* Extracted data entries:
__________________________________________________
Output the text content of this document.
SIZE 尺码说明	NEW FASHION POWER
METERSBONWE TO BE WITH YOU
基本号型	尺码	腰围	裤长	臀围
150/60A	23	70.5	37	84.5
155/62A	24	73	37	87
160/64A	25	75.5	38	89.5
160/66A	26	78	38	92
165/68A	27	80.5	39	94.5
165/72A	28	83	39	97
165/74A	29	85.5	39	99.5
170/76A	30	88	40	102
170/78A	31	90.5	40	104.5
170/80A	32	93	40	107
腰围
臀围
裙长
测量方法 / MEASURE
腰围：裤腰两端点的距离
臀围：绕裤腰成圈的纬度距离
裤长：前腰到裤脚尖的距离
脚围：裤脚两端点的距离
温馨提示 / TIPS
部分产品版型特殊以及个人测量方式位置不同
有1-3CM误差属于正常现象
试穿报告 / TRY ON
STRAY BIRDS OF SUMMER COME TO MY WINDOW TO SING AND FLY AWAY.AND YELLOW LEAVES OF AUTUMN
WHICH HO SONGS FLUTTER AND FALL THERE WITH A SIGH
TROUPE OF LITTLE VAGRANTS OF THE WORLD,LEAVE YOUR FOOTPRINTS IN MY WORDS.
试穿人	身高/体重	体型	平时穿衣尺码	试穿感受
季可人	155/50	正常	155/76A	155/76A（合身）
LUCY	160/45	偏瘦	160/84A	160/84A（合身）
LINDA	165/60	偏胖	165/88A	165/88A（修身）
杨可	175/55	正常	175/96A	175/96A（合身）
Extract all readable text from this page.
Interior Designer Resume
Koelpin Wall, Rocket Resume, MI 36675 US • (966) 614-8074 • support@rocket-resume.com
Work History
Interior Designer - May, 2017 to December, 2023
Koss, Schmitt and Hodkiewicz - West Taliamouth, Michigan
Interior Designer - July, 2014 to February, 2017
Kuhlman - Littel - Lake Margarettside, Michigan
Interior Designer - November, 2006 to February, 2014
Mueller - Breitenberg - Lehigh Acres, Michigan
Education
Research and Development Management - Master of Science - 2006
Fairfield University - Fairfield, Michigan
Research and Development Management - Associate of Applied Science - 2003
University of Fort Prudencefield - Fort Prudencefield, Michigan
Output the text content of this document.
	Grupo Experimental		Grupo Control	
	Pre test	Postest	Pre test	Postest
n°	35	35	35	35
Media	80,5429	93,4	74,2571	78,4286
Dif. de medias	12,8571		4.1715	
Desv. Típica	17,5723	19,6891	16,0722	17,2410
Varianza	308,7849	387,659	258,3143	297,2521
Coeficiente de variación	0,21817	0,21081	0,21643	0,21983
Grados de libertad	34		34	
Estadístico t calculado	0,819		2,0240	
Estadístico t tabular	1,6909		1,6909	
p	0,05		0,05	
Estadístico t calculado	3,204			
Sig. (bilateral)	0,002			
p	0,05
__________________________________________________
* TO DO: Go through the entries and return each line where the word "University" appears.

* REPLY:
Fairfield University - Fairfield, Michigan
University of Fort Prudencefield - Fort Prudencefield, Michigan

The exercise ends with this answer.